#### Aim
Copy each line in the data that includes the word "ffffff".

#### Given data
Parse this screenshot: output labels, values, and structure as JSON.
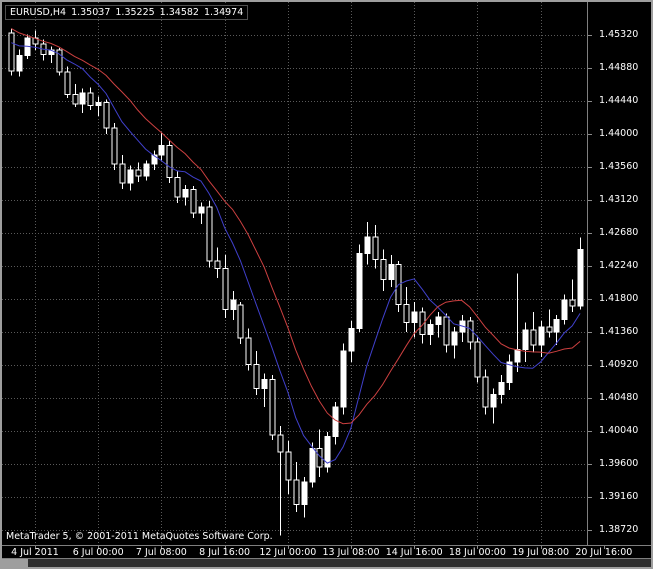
{
  "window": {
    "quote_line": {
      "symbol_period": "EURUSD,H4",
      "open": "1.35037",
      "high": "1.35225",
      "low": "1.34582",
      "close": "1.34974"
    },
    "credit": "MetaTrader 5, © 2001-2011 MetaQuotes Software Corp."
  },
  "chart_data": {
    "type": "candlestick",
    "title": "EURUSD,H4",
    "symbol": "EURUSD",
    "timeframe": "H4",
    "ylim": [
      1.3852,
      1.4576
    ],
    "grid": true,
    "y_ticks": [
      "1.45320",
      "1.44880",
      "1.44440",
      "1.44000",
      "1.43560",
      "1.43120",
      "1.42680",
      "1.42240",
      "1.41800",
      "1.41360",
      "1.40920",
      "1.40480",
      "1.40040",
      "1.39600",
      "1.39160",
      "1.38720"
    ],
    "x_ticks": [
      {
        "bar": 3,
        "label": "4 Jul 2011"
      },
      {
        "bar": 11,
        "label": "6 Jul 00:00"
      },
      {
        "bar": 19,
        "label": "7 Jul 08:00"
      },
      {
        "bar": 27,
        "label": "8 Jul 16:00"
      },
      {
        "bar": 35,
        "label": "12 Jul 00:00"
      },
      {
        "bar": 43,
        "label": "13 Jul 08:00"
      },
      {
        "bar": 51,
        "label": "14 Jul 16:00"
      },
      {
        "bar": 59,
        "label": "18 Jul 00:00"
      },
      {
        "bar": 67,
        "label": "19 Jul 08:00"
      },
      {
        "bar": 75,
        "label": "20 Jul 16:00"
      }
    ],
    "candles_ohlc": [
      [
        1.4535,
        1.4541,
        1.4478,
        1.4484
      ],
      [
        1.4484,
        1.4513,
        1.4477,
        1.4505
      ],
      [
        1.4505,
        1.4533,
        1.45,
        1.4528
      ],
      [
        1.4528,
        1.4538,
        1.4512,
        1.452
      ],
      [
        1.452,
        1.4526,
        1.4498,
        1.4506
      ],
      [
        1.4506,
        1.4517,
        1.4495,
        1.4512
      ],
      [
        1.4512,
        1.4515,
        1.4478,
        1.4483
      ],
      [
        1.4483,
        1.449,
        1.4448,
        1.4453
      ],
      [
        1.4453,
        1.4467,
        1.4436,
        1.444
      ],
      [
        1.444,
        1.4461,
        1.4428,
        1.4455
      ],
      [
        1.4455,
        1.4462,
        1.4432,
        1.4438
      ],
      [
        1.4438,
        1.445,
        1.4424,
        1.4442
      ],
      [
        1.4442,
        1.4446,
        1.44,
        1.4408
      ],
      [
        1.4408,
        1.4415,
        1.4352,
        1.436
      ],
      [
        1.436,
        1.4372,
        1.4327,
        1.4335
      ],
      [
        1.4335,
        1.4358,
        1.4325,
        1.4352
      ],
      [
        1.4352,
        1.4362,
        1.4336,
        1.4344
      ],
      [
        1.4344,
        1.4365,
        1.4338,
        1.436
      ],
      [
        1.436,
        1.4378,
        1.4352,
        1.4372
      ],
      [
        1.4372,
        1.4402,
        1.4365,
        1.4385
      ],
      [
        1.4385,
        1.4391,
        1.4335,
        1.4342
      ],
      [
        1.4342,
        1.435,
        1.4308,
        1.4316
      ],
      [
        1.4316,
        1.4332,
        1.4305,
        1.4326
      ],
      [
        1.4326,
        1.4331,
        1.4288,
        1.4295
      ],
      [
        1.4295,
        1.4309,
        1.428,
        1.4303
      ],
      [
        1.4303,
        1.4311,
        1.4222,
        1.4231
      ],
      [
        1.4231,
        1.4249,
        1.4208,
        1.4221
      ],
      [
        1.4221,
        1.4239,
        1.4155,
        1.4166
      ],
      [
        1.4166,
        1.4191,
        1.4152,
        1.4179
      ],
      [
        1.4172,
        1.4176,
        1.412,
        1.4128
      ],
      [
        1.4128,
        1.4141,
        1.4085,
        1.4093
      ],
      [
        1.4093,
        1.4111,
        1.4052,
        1.4061
      ],
      [
        1.4061,
        1.4081,
        1.4036,
        1.4073
      ],
      [
        1.4073,
        1.4079,
        1.3992,
        1.3999
      ],
      [
        1.3999,
        1.4011,
        1.3865,
        1.3976
      ],
      [
        1.3976,
        1.3991,
        1.392,
        1.3939
      ],
      [
        1.3939,
        1.3963,
        1.3896,
        1.3906
      ],
      [
        1.3906,
        1.3943,
        1.3889,
        1.3936
      ],
      [
        1.3936,
        1.3989,
        1.3929,
        1.3981
      ],
      [
        1.3981,
        1.4006,
        1.3943,
        1.3956
      ],
      [
        1.3956,
        1.4003,
        1.3949,
        1.3997
      ],
      [
        1.3997,
        1.4043,
        1.3986,
        1.4036
      ],
      [
        1.4036,
        1.4121,
        1.4026,
        1.4111
      ],
      [
        1.4111,
        1.4151,
        1.4096,
        1.4141
      ],
      [
        1.4141,
        1.4253,
        1.4136,
        1.4241
      ],
      [
        1.4241,
        1.4283,
        1.4226,
        1.4263
      ],
      [
        1.4263,
        1.4279,
        1.4221,
        1.4233
      ],
      [
        1.4233,
        1.4246,
        1.4191,
        1.4206
      ],
      [
        1.4206,
        1.4239,
        1.4196,
        1.4226
      ],
      [
        1.4226,
        1.4231,
        1.4163,
        1.4173
      ],
      [
        1.4173,
        1.4196,
        1.4136,
        1.4149
      ],
      [
        1.4149,
        1.4176,
        1.4129,
        1.4163
      ],
      [
        1.4163,
        1.4169,
        1.4121,
        1.4133
      ],
      [
        1.4133,
        1.4153,
        1.4119,
        1.4146
      ],
      [
        1.4146,
        1.4163,
        1.4129,
        1.4156
      ],
      [
        1.4156,
        1.4161,
        1.4109,
        1.4119
      ],
      [
        1.4119,
        1.4143,
        1.4101,
        1.4136
      ],
      [
        1.4136,
        1.4159,
        1.4123,
        1.4151
      ],
      [
        1.4151,
        1.4156,
        1.4113,
        1.4123
      ],
      [
        1.4123,
        1.4129,
        1.4069,
        1.4076
      ],
      [
        1.4076,
        1.4086,
        1.4026,
        1.4036
      ],
      [
        1.4036,
        1.4061,
        1.4014,
        1.4053
      ],
      [
        1.4053,
        1.4079,
        1.4041,
        1.4069
      ],
      [
        1.4069,
        1.4106,
        1.4059,
        1.4096
      ],
      [
        1.4096,
        1.4214,
        1.4083,
        1.4113
      ],
      [
        1.4113,
        1.4149,
        1.4096,
        1.4139
      ],
      [
        1.4139,
        1.4163,
        1.4109,
        1.4119
      ],
      [
        1.4119,
        1.4151,
        1.4103,
        1.4143
      ],
      [
        1.4143,
        1.4166,
        1.4129,
        1.4136
      ],
      [
        1.4136,
        1.4159,
        1.4119,
        1.4153
      ],
      [
        1.4153,
        1.4186,
        1.4146,
        1.4179
      ],
      [
        1.4179,
        1.4206,
        1.4163,
        1.4171
      ],
      [
        1.4171,
        1.4262,
        1.4166,
        1.4246
      ]
    ],
    "ma_prehistory": [
      1.459,
      1.4585,
      1.4578,
      1.457,
      1.4561,
      1.4553,
      1.4546,
      1.4539,
      1.4533,
      1.4529,
      1.4526,
      1.4523,
      1.4521,
      1.4519
    ],
    "indicators": [
      {
        "name": "fast-ma",
        "type": "sma",
        "period": 8,
        "color": "#4040cc"
      },
      {
        "name": "slow-ma",
        "type": "sma",
        "period": 14,
        "color": "#cc4040"
      }
    ],
    "colors": {
      "background": "#000000",
      "grid": "#5a5a5a",
      "bull_body": "#ffffff",
      "bear_body": "#000000",
      "candle_outline": "#ffffff",
      "axis_text": "#ffffff",
      "frame": "#9e9e9e"
    }
  }
}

#### In response
      "bull_body": "#ffffff",
      "candle_outline": "#ffffff",
      "axis_text": "#ffffff",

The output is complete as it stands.